Task brief
Locate every line below that contains the word "points" and copy it.

Data to use

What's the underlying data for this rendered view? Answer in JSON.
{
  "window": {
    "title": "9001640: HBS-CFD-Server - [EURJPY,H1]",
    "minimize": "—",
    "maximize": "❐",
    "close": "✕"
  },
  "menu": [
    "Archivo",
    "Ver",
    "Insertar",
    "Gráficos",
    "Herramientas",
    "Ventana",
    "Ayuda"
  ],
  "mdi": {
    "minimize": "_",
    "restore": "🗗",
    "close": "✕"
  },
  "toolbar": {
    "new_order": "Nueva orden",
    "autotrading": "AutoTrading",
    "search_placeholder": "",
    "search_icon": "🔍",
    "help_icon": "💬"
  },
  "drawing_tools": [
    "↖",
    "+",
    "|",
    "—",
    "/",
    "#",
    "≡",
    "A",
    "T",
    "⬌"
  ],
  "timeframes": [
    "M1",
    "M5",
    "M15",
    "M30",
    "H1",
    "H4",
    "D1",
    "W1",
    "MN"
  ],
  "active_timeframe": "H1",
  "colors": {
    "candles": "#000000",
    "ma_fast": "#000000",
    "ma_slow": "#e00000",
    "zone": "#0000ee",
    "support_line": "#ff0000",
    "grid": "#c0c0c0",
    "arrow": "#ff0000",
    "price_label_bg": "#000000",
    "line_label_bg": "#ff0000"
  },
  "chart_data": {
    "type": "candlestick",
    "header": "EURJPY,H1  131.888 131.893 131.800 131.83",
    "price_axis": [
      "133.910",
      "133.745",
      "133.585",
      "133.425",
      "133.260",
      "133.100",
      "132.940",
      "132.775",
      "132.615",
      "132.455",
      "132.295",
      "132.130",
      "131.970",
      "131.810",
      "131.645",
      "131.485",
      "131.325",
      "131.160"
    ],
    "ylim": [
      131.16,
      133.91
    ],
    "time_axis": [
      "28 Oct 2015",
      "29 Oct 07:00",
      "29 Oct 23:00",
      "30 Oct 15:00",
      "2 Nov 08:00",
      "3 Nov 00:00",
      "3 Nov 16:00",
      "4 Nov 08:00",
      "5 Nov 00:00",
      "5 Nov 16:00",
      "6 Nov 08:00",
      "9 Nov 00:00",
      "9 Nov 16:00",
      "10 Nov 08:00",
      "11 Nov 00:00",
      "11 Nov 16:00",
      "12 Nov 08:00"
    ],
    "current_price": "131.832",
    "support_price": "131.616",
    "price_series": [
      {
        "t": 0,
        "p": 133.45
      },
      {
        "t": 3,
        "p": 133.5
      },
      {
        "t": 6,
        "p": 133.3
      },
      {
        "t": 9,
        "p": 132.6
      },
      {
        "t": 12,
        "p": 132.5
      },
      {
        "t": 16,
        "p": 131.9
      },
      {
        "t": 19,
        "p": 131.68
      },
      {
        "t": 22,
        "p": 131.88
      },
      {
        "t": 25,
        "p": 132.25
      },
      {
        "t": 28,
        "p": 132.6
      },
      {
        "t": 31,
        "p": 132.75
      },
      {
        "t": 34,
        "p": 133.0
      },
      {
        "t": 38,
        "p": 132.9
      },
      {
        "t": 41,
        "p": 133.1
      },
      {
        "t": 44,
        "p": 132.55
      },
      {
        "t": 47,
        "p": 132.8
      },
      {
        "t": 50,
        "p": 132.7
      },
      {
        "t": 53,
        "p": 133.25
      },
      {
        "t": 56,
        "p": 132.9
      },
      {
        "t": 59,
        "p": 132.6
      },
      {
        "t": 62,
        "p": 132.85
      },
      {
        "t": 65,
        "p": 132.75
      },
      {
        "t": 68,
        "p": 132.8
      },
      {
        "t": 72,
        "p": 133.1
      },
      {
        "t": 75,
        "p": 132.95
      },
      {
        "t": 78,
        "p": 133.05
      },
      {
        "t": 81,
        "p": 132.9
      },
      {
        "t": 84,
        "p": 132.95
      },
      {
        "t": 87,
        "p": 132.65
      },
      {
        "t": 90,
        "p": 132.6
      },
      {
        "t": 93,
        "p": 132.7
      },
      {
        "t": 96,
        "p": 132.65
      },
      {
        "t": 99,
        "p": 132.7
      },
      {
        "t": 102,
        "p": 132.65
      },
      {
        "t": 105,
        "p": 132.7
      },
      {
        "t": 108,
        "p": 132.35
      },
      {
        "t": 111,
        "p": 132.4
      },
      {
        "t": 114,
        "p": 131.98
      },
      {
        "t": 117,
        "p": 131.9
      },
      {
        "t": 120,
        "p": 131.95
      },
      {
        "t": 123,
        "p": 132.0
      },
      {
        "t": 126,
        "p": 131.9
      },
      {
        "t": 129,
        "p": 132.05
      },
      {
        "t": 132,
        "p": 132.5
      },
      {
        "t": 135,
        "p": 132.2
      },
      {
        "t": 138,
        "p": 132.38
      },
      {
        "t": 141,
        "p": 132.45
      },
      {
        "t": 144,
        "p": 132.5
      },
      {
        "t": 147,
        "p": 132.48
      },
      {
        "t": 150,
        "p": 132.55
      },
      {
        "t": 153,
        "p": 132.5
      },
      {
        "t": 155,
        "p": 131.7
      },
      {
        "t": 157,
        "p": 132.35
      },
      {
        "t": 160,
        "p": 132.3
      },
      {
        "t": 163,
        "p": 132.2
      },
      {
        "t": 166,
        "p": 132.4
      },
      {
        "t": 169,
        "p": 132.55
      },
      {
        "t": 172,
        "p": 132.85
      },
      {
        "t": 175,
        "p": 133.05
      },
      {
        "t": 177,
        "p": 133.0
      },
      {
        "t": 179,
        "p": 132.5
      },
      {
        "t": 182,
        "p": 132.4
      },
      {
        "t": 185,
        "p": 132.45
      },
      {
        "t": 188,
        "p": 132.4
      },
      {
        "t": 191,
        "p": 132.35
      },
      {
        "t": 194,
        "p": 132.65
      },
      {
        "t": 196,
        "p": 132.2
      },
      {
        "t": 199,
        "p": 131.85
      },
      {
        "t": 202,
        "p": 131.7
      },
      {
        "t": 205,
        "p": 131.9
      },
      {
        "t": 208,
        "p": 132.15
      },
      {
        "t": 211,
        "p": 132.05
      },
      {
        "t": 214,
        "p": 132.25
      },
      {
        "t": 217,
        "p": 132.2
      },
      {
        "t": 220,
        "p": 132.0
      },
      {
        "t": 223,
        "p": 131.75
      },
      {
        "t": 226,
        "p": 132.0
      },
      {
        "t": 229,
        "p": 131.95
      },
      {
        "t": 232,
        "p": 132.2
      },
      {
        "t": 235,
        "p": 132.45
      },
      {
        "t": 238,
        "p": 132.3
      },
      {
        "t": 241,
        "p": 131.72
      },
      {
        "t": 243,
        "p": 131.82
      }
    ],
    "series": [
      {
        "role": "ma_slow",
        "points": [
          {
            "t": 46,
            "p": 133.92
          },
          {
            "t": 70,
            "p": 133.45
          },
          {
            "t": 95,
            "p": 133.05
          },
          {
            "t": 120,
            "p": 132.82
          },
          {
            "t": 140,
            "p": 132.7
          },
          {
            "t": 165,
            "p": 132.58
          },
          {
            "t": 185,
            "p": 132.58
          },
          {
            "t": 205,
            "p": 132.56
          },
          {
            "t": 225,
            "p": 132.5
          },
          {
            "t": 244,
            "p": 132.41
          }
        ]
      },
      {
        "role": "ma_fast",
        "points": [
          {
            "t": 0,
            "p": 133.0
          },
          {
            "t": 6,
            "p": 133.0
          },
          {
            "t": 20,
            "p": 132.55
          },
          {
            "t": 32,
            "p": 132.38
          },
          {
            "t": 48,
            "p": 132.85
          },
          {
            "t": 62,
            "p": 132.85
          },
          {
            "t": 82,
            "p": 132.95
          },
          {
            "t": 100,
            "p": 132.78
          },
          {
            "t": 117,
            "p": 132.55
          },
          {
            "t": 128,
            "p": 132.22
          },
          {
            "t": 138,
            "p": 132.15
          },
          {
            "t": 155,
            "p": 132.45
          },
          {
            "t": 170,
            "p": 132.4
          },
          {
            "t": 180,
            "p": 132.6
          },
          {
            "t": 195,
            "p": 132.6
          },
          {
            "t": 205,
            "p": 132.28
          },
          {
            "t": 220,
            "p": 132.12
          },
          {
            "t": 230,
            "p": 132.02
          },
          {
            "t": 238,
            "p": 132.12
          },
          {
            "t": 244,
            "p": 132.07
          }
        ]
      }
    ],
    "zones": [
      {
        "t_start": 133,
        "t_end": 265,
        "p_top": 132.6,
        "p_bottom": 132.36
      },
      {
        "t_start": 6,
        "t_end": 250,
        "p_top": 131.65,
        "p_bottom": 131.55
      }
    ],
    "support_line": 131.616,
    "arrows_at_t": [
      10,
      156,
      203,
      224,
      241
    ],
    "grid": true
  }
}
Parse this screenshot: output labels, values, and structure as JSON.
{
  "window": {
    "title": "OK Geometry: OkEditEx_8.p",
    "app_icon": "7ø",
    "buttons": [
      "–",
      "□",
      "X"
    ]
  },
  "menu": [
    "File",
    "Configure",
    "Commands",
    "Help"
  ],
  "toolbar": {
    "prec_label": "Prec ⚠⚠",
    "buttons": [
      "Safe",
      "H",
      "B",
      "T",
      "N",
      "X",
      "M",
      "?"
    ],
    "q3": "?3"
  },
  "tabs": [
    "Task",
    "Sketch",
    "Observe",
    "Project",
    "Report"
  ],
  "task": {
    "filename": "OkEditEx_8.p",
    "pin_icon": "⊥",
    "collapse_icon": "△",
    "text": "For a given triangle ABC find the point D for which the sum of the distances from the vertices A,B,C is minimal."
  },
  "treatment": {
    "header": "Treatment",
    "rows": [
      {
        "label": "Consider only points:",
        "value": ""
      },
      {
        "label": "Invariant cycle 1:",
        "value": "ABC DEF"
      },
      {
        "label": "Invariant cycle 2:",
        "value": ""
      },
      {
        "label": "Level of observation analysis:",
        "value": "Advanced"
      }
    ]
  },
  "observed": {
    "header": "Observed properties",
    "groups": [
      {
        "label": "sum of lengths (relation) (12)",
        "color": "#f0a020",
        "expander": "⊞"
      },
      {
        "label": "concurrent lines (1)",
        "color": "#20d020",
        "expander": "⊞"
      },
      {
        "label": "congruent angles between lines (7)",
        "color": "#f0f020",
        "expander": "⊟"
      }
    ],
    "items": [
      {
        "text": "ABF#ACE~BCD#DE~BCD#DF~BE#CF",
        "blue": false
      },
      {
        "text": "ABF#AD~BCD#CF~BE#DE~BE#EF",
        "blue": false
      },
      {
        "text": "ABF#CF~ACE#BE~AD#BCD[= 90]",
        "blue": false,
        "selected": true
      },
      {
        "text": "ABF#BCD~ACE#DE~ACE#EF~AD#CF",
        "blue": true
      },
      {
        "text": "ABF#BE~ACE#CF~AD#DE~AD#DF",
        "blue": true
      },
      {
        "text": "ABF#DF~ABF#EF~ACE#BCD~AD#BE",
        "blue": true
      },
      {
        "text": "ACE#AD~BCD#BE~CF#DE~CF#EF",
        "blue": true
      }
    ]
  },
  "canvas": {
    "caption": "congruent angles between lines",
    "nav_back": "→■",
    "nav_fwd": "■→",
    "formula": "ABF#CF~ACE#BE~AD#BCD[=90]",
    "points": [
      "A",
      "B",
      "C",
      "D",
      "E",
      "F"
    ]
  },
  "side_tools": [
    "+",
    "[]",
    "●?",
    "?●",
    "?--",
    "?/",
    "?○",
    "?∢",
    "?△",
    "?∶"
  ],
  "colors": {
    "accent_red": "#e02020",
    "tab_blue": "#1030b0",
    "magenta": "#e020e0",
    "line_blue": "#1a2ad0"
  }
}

The answer
        "points": [
        "points": [
        "label": "Consider only points:",
    "points": [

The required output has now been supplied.